• _TASK TO COMPLETE_
Write each line out again exactly as written.

• _LISTING_

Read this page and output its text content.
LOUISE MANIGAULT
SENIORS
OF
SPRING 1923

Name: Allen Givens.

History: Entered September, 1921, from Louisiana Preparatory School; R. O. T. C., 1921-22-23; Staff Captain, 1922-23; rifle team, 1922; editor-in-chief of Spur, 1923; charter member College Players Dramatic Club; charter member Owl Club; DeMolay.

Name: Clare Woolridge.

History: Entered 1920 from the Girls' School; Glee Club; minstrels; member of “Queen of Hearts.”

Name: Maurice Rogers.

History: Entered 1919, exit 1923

• _EXPECTED ANSWER_
Read this page and output its text content.
LOUISE MANIGAULT
SENIORS
OF
SPRING 1923

Name: Allen Givens.

History: Entered September, 1921, from Louisiana Preparatory School; R. O. T. C., 1921-22-23; Staff Captain, 1922-23; rifle team, 1922; editor-in-chief of Spur, 1923; charter member College Players Dramatic Club; charter member Owl Club; DeMolay.

Name: Clare Woolridge.

History: Entered 1920 from the Girls' School; Glee Club; minstrels; member of “Queen of Hearts.”

Name: Maurice Rogers.

History: Entered 1919, exit 1923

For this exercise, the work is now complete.